*** Opening of Stored data ***

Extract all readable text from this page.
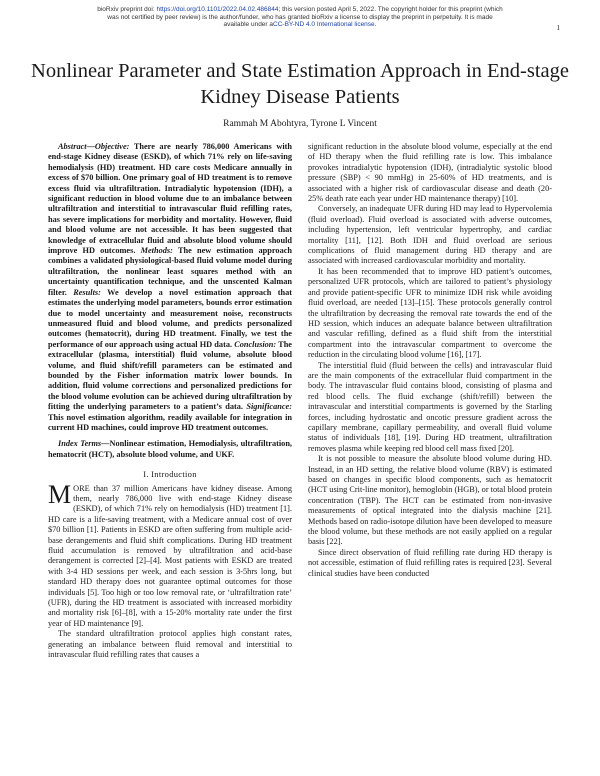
bioRxiv preprint doi: https://doi.org/10.1101/2022.04.02.486844; this version posted April 5, 2022. The copyright holder for this preprint (which
was not certified by peer review) is the author/funder, who has granted bioRxiv a license to display the preprint in perpetuity. It is made
available under aCC-BY-ND 4.0 International license.	1
Nonlinear Parameter and State Estimation Approach in End-stage Kidney Disease Patients
Rammah M Abohtyra, Tyrone L Vincent

Abstract—Objective: There are nearly 786,000 Americans with end-stage Kidney disease (ESKD), of which 71% rely on life-saving hemodialysis (HD) treatment. HD care costs Medicare annually in excess of $70 billion. One primary goal of HD treatment is to remove excess fluid via ultrafiltration. Intradialytic hypotension (IDH), a significant reduction in blood volume due to an imbalance between ultrafiltration and interstitial to intravascular fluid refilling rates, has severe implications for morbidity and mortality. However, fluid and blood volume are not accessible. It has been suggested that knowledge of extracellular fluid and absolute blood volume should improve HD outcomes. Methods: The new estimation approach combines a validated physiological-based fluid volume model during ultrafiltration, the nonlinear least squares method with an uncertainty quantification technique, and the unscented Kalman filter. Results: We develop a novel estimation approach that estimates the underlying model parameters, bounds error estimation due to model uncertainty and measurement noise, reconstructs unmeasured fluid and blood volume, and predicts personalized outcomes (hematocrit), during HD treatment. Finally, we test the performance of our approach using actual HD data. Conclusion: The extracellular (plasma, interstitial) fluid volume, absolute blood volume, and fluid shift/refill parameters can be estimated and bounded by the Fisher information matrix lower bounds. In addition, fluid volume corrections and personalized predictions for the blood volume evolution can be achieved during ultrafiltration by fitting the underlying parameters to a patient’s data. Significance: This novel estimation algorithm, readily available for integration in current HD machines, could improve HD treatment outcomes.

Index Terms—Nonlinear estimation, Hemodialysis, ultrafiltration, hematocrit (HCT), absolute blood volume, and UKF.

I. Introduction

MORE than 37 million Americans have kidney disease. Among them, nearly 786,000 live with end-stage Kidney disease (ESKD), of which 71% rely on hemodialysis (HD) treatment [1]. HD care is a life-saving treatment, with a Medicare annual cost of over $70 billion [1]. Patients in ESKD are often suffering from multiple acid-base derangements and fluid shift complications. During HD treatment fluid accumulation is removed by ultrafiltration and acid-base derangement is corrected [2]–[4]. Most patients with ESKD are treated with 3-4 HD sessions per week, and each session is 3-5hrs long, but standard HD therapy does not guarantee optimal outcomes for those individuals [5]. Too high or too low removal rate, or ‘ultrafiltration rate’ (UFR), during the HD treatment is associated with increased morbidity and mortality risk [6]–[8], with a 15-20% mortality rate under the first year of HD maintenance [9].

The standard ultrafiltration protocol applies high constant rates, generating an imbalance between fluid removal and interstitial to intravascular fluid refilling rates that causes a

significant reduction in the absolute blood volume, especially at the end of HD therapy when the fluid refilling rate is low. This imbalance provokes intradialytic hypotension (IDH), (intradialytic systolic blood pressure (SBP) < 90 mmHg) in 25-60% of HD treatments, and is associated with a higher risk of cardiovascular disease and death (20-25% death rate each year under HD maintenance therapy) [10].

Conversely, an inadequate UFR during HD may lead to Hypervolemia (fluid overload). Fluid overload is associated with adverse outcomes, including hypertension, left ventricular hypertrophy, and cardiac mortality [11], [12]. Both IDH and fluid overload are serious complications of fluid management during HD therapy and are associated with increased cardiovascular morbidity and mortality.

It has been recommended that to improve HD patient’s outcomes, personalized UFR protocols, which are tailored to patient’s physiology and provide patient-specific UFR to minimize IDH risk while avoiding fluid overload, are needed [13]–[15]. These protocols generally control the ultrafiltration by decreasing the removal rate towards the end of the HD session, which induces an adequate balance between ultrafiltration and vascular refilling, defined as a fluid shift from the interstitial compartment into the intravascular compartment to overcome the reduction in the circulating blood volume [16], [17].

The interstitial fluid (fluid between the cells) and intravascular fluid are the main components of the extracellular fluid compartment in the body. The intravascular fluid contains blood, consisting of plasma and red blood cells. The fluid exchange (shift/refill) between the intravascular and interstitial compartments is governed by the Starling forces, including hydrostatic and oncotic pressure gradient across the capillary membrane, capillary permeability, and overall fluid volume status of individuals [18], [19]. During HD treatment, ultrafiltration removes plasma while keeping red blood cell mass fixed [20].

It is not possible to measure the absolute blood volume during HD. Instead, in an HD setting, the relative blood volume (RBV) is estimated based on changes in specific blood components, such as hematocrit (HCT using Crit-line monitor), hemoglobin (HGB), or total blood protein concentration (TBP). The HCT can be estimated from non-invasive measurements of optical integrated into the dialysis machine [21]. Methods based on radio-isotope dilution have been developed to measure the blood volume, but these methods are not easily applied on a regular basis [22].

Since direct observation of fluid refilling rate during HD therapy is not accessible, estimation of fluid refilling rates is required [23]. Several clinical studies have been conducted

*** Close of Stored data ***

▶ Problem to solve
Write down all the entries exactly, but not the pictures they hold.

▶ Your solution
Extract all readable text from this page.
bioRxiv preprint doi: https://doi.org/10.1101/2022.04.02.486844; this version posted April 5, 2022. The copyright holder for this preprint (which
was not certified by peer review) is the author/funder, who has granted bioRxiv a license to display the preprint in perpetuity. It is made
available under aCC-BY-ND 4.0 International license.	1
Nonlinear Parameter and State Estimation Approach in End-stage Kidney Disease Patients
Rammah M Abohtyra, Tyrone L Vincent

Abstract—Objective: There are nearly 786,000 Americans with end-stage Kidney disease (ESKD), of which 71% rely on life-saving hemodialysis (HD) treatment. HD care costs Medicare annually in excess of $70 billion. One primary goal of HD treatment is to remove excess fluid via ultrafiltration. Intradialytic hypotension (IDH), a significant reduction in blood volume due to an imbalance between ultrafiltration and interstitial to intravascular fluid refilling rates, has severe implications for morbidity and mortality. However, fluid and blood volume are not accessible. It has been suggested that knowledge of extracellular fluid and absolute blood volume should improve HD outcomes. Methods: The new estimation approach combines a validated physiological-based fluid volume model during ultrafiltration, the nonlinear least squares method with an uncertainty quantification technique, and the unscented Kalman filter. Results: We develop a novel estimation approach that estimates the underlying model parameters, bounds error estimation due to model uncertainty and measurement noise, reconstructs unmeasured fluid and blood volume, and predicts personalized outcomes (hematocrit), during HD treatment. Finally, we test the performance of our approach using actual HD data. Conclusion: The extracellular (plasma, interstitial) fluid volume, absolute blood volume, and fluid shift/refill parameters can be estimated and bounded by the Fisher information matrix lower bounds. In addition, fluid volume corrections and personalized predictions for the blood volume evolution can be achieved during ultrafiltration by fitting the underlying parameters to a patient’s data. Significance: This novel estimation algorithm, readily available for integration in current HD machines, could improve HD treatment outcomes.

Index Terms—Nonlinear estimation, Hemodialysis, ultrafiltration, hematocrit (HCT), absolute blood volume, and UKF.

I. Introduction

MORE than 37 million Americans have kidney disease. Among them, nearly 786,000 live with end-stage Kidney disease (ESKD), of which 71% rely on hemodialysis (HD) treatment [1]. HD care is a life-saving treatment, with a Medicare annual cost of over $70 billion [1]. Patients in ESKD are often suffering from multiple acid-base derangements and fluid shift complications. During HD treatment fluid accumulation is removed by ultrafiltration and acid-base derangement is corrected [2]–[4]. Most patients with ESKD are treated with 3-4 HD sessions per week, and each session is 3-5hrs long, but standard HD therapy does not guarantee optimal outcomes for those individuals [5]. Too high or too low removal rate, or ‘ultrafiltration rate’ (UFR), during the HD treatment is associated with increased morbidity and mortality risk [6]–[8], with a 15-20% mortality rate under the first year of HD maintenance [9].

The standard ultrafiltration protocol applies high constant rates, generating an imbalance between fluid removal and interstitial to intravascular fluid refilling rates that causes a

significant reduction in the absolute blood volume, especially at the end of HD therapy when the fluid refilling rate is low. This imbalance provokes intradialytic hypotension (IDH), (intradialytic systolic blood pressure (SBP) < 90 mmHg) in 25-60% of HD treatments, and is associated with a higher risk of cardiovascular disease and death (20-25% death rate each year under HD maintenance therapy) [10].

Conversely, an inadequate UFR during HD may lead to Hypervolemia (fluid overload). Fluid overload is associated with adverse outcomes, including hypertension, left ventricular hypertrophy, and cardiac mortality [11], [12]. Both IDH and fluid overload are serious complications of fluid management during HD therapy and are associated with increased cardiovascular morbidity and mortality.

It has been recommended that to improve HD patient’s outcomes, personalized UFR protocols, which are tailored to patient’s physiology and provide patient-specific UFR to minimize IDH risk while avoiding fluid overload, are needed [13]–[15]. These protocols generally control the ultrafiltration by decreasing the removal rate towards the end of the HD session, which induces an adequate balance between ultrafiltration and vascular refilling, defined as a fluid shift from the interstitial compartment into the intravascular compartment to overcome the reduction in the circulating blood volume [16], [17].

The interstitial fluid (fluid between the cells) and intravascular fluid are the main components of the extracellular fluid compartment in the body. The intravascular fluid contains blood, consisting of plasma and red blood cells. The fluid exchange (shift/refill) between the intravascular and interstitial compartments is governed by the Starling forces, including hydrostatic and oncotic pressure gradient across the capillary membrane, capillary permeability, and overall fluid volume status of individuals [18], [19]. During HD treatment, ultrafiltration removes plasma while keeping red blood cell mass fixed [20].

It is not possible to measure the absolute blood volume during HD. Instead, in an HD setting, the relative blood volume (RBV) is estimated based on changes in specific blood components, such as hematocrit (HCT using Crit-line monitor), hemoglobin (HGB), or total blood protein concentration (TBP). The HCT can be estimated from non-invasive measurements of optical integrated into the dialysis machine [21]. Methods based on radio-isotope dilution have been developed to measure the blood volume, but these methods are not easily applied on a regular basis [22].

Since direct observation of fluid refilling rate during HD therapy is not accessible, estimation of fluid refilling rates is required [23]. Several clinical studies have been conducted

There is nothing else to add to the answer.